» **Source passage**

# Poqouson flats



## eaglesfanguy (May 1, 2003)

I fished i believe it was the poquoson flats.I left out of wallace's marina and fished the island right before you head into the bay.First time fishing that area so im not familiar with that water.Well first drift off point of the island caught a 24 inch striper... marked a ton of fish in 24 ft of water most fish in the 11 ft range ,water 62 degrees.Then second drift in 5 ft of water alongside island caught a 20 inch flounder. Next few drifts provided bites but no hookups.Winds shifted then started hooking nice sized croakers about 14 inch range.Then saw several pops at the surface so threw a storm out there it was immediatly bitten in half right behind the hook....Blues.. So i switched to a dennis braid jig.and after a few casts had several nice blues in the 3 to 5 lb ranges .All in all i fished about 4 hrs out there found a honey hole .All fished released.Caught the croakers and striper and flounder on cut squid strips.

» **Dataset excerpt**

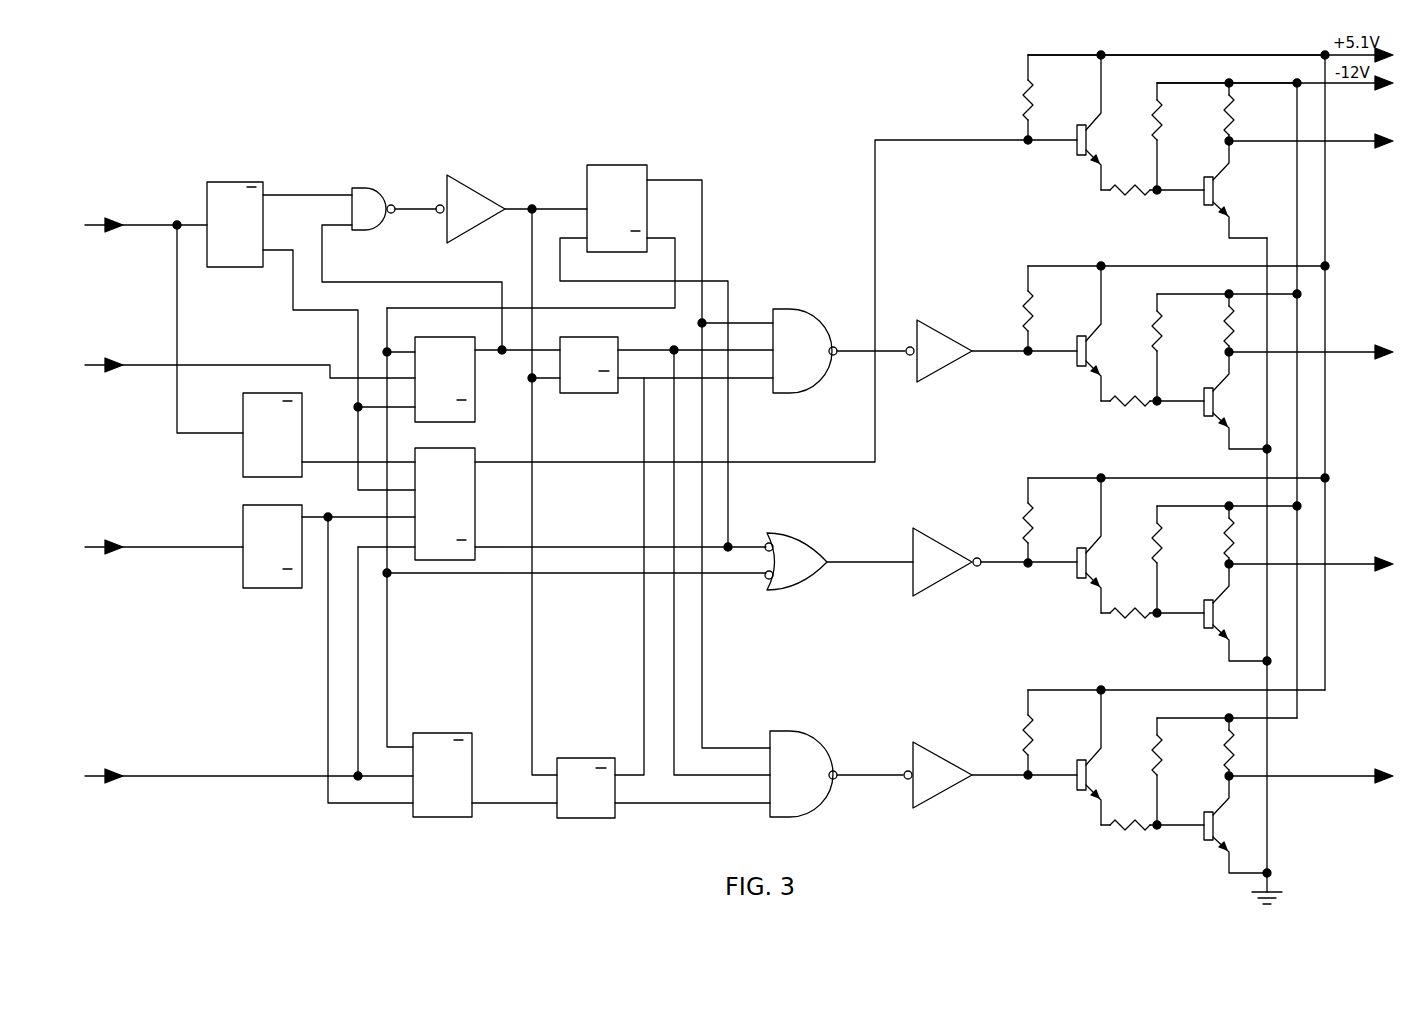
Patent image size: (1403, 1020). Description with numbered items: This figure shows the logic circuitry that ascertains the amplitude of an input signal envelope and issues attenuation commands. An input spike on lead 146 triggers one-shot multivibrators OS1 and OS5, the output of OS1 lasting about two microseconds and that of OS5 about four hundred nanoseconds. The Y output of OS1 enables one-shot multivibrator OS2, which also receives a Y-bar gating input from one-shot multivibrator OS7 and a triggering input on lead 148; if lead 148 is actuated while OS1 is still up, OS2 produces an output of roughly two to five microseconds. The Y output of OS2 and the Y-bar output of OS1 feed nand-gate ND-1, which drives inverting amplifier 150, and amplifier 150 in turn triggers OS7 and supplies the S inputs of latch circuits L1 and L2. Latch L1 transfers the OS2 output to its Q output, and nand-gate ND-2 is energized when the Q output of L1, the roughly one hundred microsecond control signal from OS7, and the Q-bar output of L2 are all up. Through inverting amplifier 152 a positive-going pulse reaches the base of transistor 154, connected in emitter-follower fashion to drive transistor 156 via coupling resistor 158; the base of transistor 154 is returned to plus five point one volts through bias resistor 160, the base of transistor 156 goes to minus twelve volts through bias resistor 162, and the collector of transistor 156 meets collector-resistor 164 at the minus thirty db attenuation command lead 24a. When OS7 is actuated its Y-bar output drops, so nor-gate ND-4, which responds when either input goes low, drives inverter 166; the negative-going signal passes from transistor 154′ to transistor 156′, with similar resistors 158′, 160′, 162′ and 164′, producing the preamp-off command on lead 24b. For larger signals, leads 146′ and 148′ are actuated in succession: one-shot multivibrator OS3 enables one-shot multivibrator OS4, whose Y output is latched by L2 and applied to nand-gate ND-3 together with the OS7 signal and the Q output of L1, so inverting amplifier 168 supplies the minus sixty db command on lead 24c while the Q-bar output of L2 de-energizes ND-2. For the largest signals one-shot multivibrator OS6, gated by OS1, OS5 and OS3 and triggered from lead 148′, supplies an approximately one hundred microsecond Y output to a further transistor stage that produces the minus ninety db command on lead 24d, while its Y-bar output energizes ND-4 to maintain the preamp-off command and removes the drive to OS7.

» **Task prompt**
Please sum up the fishing report in two sentences. The material that comes after the fishing report stands apart from it.

» **The reply**
Fishing off an island near Wallace's marina, in water new to the angler, the trip produced a 24-inch striper, a 20-inch flounder, and croakers around 14 inches, all caught on cut squid strips. After a storm lure was bitten in half by blues, a switch to a Dennis braid jig brought in several blues of 3 to 5 pounds over about four hours, and every fish was released.